──────── Excerpted data ────────

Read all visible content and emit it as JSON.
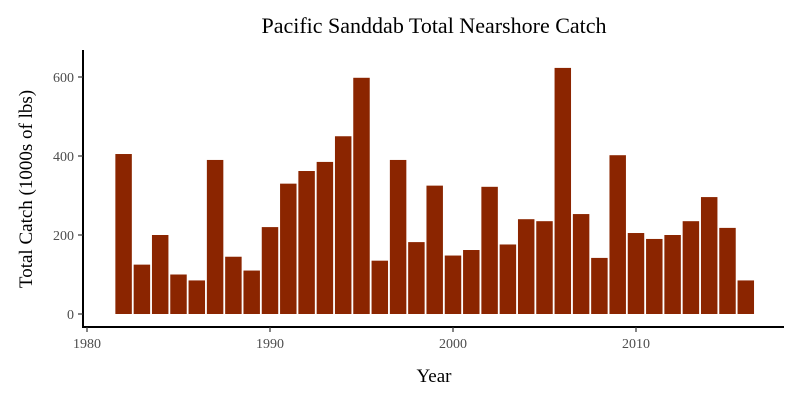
{
  "chart_data": {
    "type": "bar",
    "title": "Pacific Sanddab Total Nearshore Catch",
    "xlabel": "Year",
    "ylabel": "Total Catch (1000s of lbs)",
    "x": [
      1982,
      1983,
      1984,
      1985,
      1986,
      1987,
      1988,
      1989,
      1990,
      1991,
      1992,
      1993,
      1994,
      1995,
      1996,
      1997,
      1998,
      1999,
      2000,
      2001,
      2002,
      2003,
      2004,
      2005,
      2006,
      2007,
      2008,
      2009,
      2010,
      2011,
      2012,
      2013,
      2014,
      2015,
      2016
    ],
    "values": [
      405,
      125,
      200,
      100,
      85,
      390,
      145,
      110,
      220,
      330,
      362,
      385,
      450,
      598,
      135,
      390,
      182,
      325,
      148,
      162,
      322,
      176,
      240,
      235,
      623,
      253,
      142,
      402,
      205,
      190,
      200,
      235,
      296,
      218,
      85
    ],
    "xlim": [
      1979.5,
      2017.5
    ],
    "ylim": [
      0,
      650
    ],
    "xticks": [
      1980,
      1990,
      2000,
      2010
    ],
    "yticks": [
      0,
      200,
      400,
      600
    ],
    "xtick_labels": [
      "1980",
      "1990",
      "2000",
      "2010"
    ],
    "ytick_labels": [
      "0",
      "200",
      "400",
      "600"
    ],
    "bar_color": "#8B2500",
    "grid": false,
    "legend": "none"
  }
}
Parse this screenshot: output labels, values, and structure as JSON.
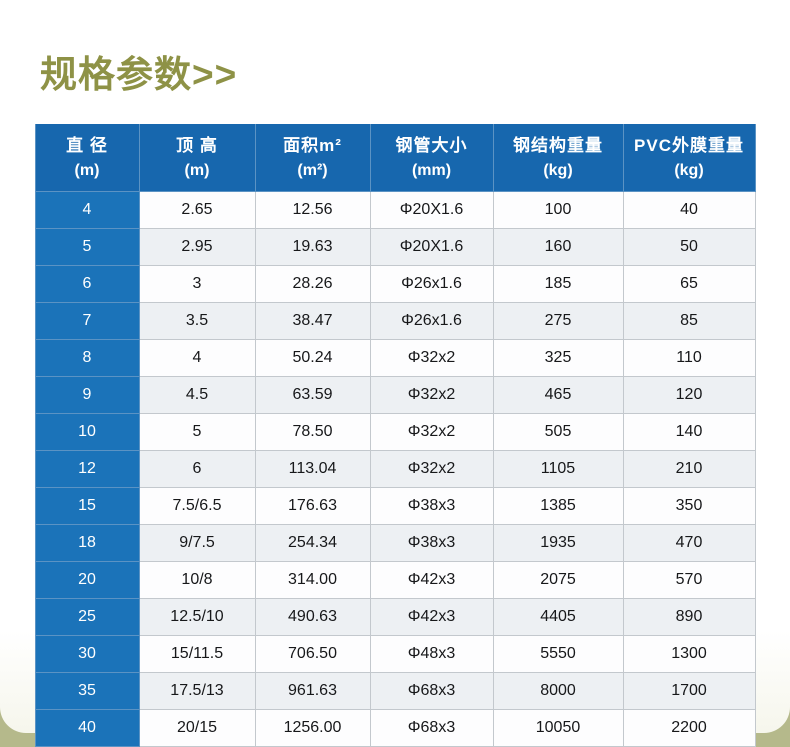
{
  "page": {
    "title": "规格参数>>"
  },
  "colors": {
    "header_bg": "#1767ae",
    "row_header_bg": "#1b73b9",
    "title_color": "#8e9246",
    "alt_row_bg": "#edf0f3",
    "grid_line": "#c3c8cd",
    "blue_grid_line": "#5b93c4",
    "cell_text": "#17181a",
    "header_text": "#ffffff",
    "page_bottom": "#b5b98b"
  },
  "chart_data": {
    "type": "table",
    "title": "规格参数",
    "columns": [
      "直 径 (m)",
      "顶 高 (m)",
      "面积m² (m²)",
      "钢管大小 (mm)",
      "钢结构重量 (kg)",
      "PVC外膜重量 (kg)"
    ],
    "header_lines": [
      [
        "直 径",
        "(m)"
      ],
      [
        "顶 高",
        "(m)"
      ],
      [
        "面积m²",
        "(m²)"
      ],
      [
        "钢管大小",
        "(mm)"
      ],
      [
        "钢结构重量",
        "(kg)"
      ],
      [
        "PVC外膜重量",
        "(kg)"
      ]
    ],
    "rows": [
      [
        "4",
        "2.65",
        "12.56",
        "Φ20X1.6",
        "100",
        "40"
      ],
      [
        "5",
        "2.95",
        "19.63",
        "Φ20X1.6",
        "160",
        "50"
      ],
      [
        "6",
        "3",
        "28.26",
        "Φ26x1.6",
        "185",
        "65"
      ],
      [
        "7",
        "3.5",
        "38.47",
        "Φ26x1.6",
        "275",
        "85"
      ],
      [
        "8",
        "4",
        "50.24",
        "Φ32x2",
        "325",
        "110"
      ],
      [
        "9",
        "4.5",
        "63.59",
        "Φ32x2",
        "465",
        "120"
      ],
      [
        "10",
        "5",
        "78.50",
        "Φ32x2",
        "505",
        "140"
      ],
      [
        "12",
        "6",
        "113.04",
        "Φ32x2",
        "1105",
        "210"
      ],
      [
        "15",
        "7.5/6.5",
        "176.63",
        "Φ38x3",
        "1385",
        "350"
      ],
      [
        "18",
        "9/7.5",
        "254.34",
        "Φ38x3",
        "1935",
        "470"
      ],
      [
        "20",
        "10/8",
        "314.00",
        "Φ42x3",
        "2075",
        "570"
      ],
      [
        "25",
        "12.5/10",
        "490.63",
        "Φ42x3",
        "4405",
        "890"
      ],
      [
        "30",
        "15/11.5",
        "706.50",
        "Φ48x3",
        "5550",
        "1300"
      ],
      [
        "35",
        "17.5/13",
        "961.63",
        "Φ68x3",
        "8000",
        "1700"
      ],
      [
        "40",
        "20/15",
        "1256.00",
        "Φ68x3",
        "10050",
        "2200"
      ]
    ]
  }
}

────────

Make an exact copy of the records shown above, without the pictures.

**Written response**
Read all visible content and emit it as JSON.
{
  "chart_data": {
    "type": "bar",
    "title": "Pacific Sanddab Total Nearshore Catch",
    "xlabel": "Year",
    "ylabel": "Total Catch (1000s of lbs)",
    "x": [
      1982,
      1983,
      1984,
      1985,
      1986,
      1987,
      1988,
      1989,
      1990,
      1991,
      1992,
      1993,
      1994,
      1995,
      1996,
      1997,
      1998,
      1999,
      2000,
      2001,
      2002,
      2003,
      2004,
      2005,
      2006,
      2007,
      2008,
      2009,
      2010,
      2011,
      2012,
      2013,
      2014,
      2015,
      2016
    ],
    "values": [
      405,
      125,
      200,
      100,
      85,
      390,
      145,
      110,
      220,
      330,
      362,
      385,
      450,
      598,
      135,
      390,
      182,
      325,
      148,
      162,
      322,
      176,
      240,
      235,
      623,
      253,
      142,
      402,
      205,
      190,
      200,
      235,
      296,
      218,
      85
    ],
    "xlim": [
      1979.5,
      2017.5
    ],
    "ylim": [
      0,
      650
    ],
    "xticks": [
      1980,
      1990,
      2000,
      2010
    ],
    "yticks": [
      0,
      200,
      400,
      600
    ],
    "xtick_labels": [
      "1980",
      "1990",
      "2000",
      "2010"
    ],
    "ytick_labels": [
      "0",
      "200",
      "400",
      "600"
    ],
    "bar_color": "#8B2500",
    "grid": false,
    "legend": "none"
  }
}
Parse this screenshot: output labels, values, and structure as JSON.
{
  "page": {
    "title": "规格参数>>"
  },
  "colors": {
    "header_bg": "#1767ae",
    "row_header_bg": "#1b73b9",
    "title_color": "#8e9246",
    "alt_row_bg": "#edf0f3",
    "grid_line": "#c3c8cd",
    "blue_grid_line": "#5b93c4",
    "cell_text": "#17181a",
    "header_text": "#ffffff",
    "page_bottom": "#b5b98b"
  },
  "chart_data": {
    "type": "table",
    "title": "规格参数",
    "columns": [
      "直 径 (m)",
      "顶 高 (m)",
      "面积m² (m²)",
      "钢管大小 (mm)",
      "钢结构重量 (kg)",
      "PVC外膜重量 (kg)"
    ],
    "header_lines": [
      [
        "直 径",
        "(m)"
      ],
      [
        "顶 高",
        "(m)"
      ],
      [
        "面积m²",
        "(m²)"
      ],
      [
        "钢管大小",
        "(mm)"
      ],
      [
        "钢结构重量",
        "(kg)"
      ],
      [
        "PVC外膜重量",
        "(kg)"
      ]
    ],
    "rows": [
      [
        "4",
        "2.65",
        "12.56",
        "Φ20X1.6",
        "100",
        "40"
      ],
      [
        "5",
        "2.95",
        "19.63",
        "Φ20X1.6",
        "160",
        "50"
      ],
      [
        "6",
        "3",
        "28.26",
        "Φ26x1.6",
        "185",
        "65"
      ],
      [
        "7",
        "3.5",
        "38.47",
        "Φ26x1.6",
        "275",
        "85"
      ],
      [
        "8",
        "4",
        "50.24",
        "Φ32x2",
        "325",
        "110"
      ],
      [
        "9",
        "4.5",
        "63.59",
        "Φ32x2",
        "465",
        "120"
      ],
      [
        "10",
        "5",
        "78.50",
        "Φ32x2",
        "505",
        "140"
      ],
      [
        "12",
        "6",
        "113.04",
        "Φ32x2",
        "1105",
        "210"
      ],
      [
        "15",
        "7.5/6.5",
        "176.63",
        "Φ38x3",
        "1385",
        "350"
      ],
      [
        "18",
        "9/7.5",
        "254.34",
        "Φ38x3",
        "1935",
        "470"
      ],
      [
        "20",
        "10/8",
        "314.00",
        "Φ42x3",
        "2075",
        "570"
      ],
      [
        "25",
        "12.5/10",
        "490.63",
        "Φ42x3",
        "4405",
        "890"
      ],
      [
        "30",
        "15/11.5",
        "706.50",
        "Φ48x3",
        "5550",
        "1300"
      ],
      [
        "35",
        "17.5/13",
        "961.63",
        "Φ68x3",
        "8000",
        "1700"
      ],
      [
        "40",
        "20/15",
        "1256.00",
        "Φ68x3",
        "10050",
        "2200"
      ]
    ]
  }
}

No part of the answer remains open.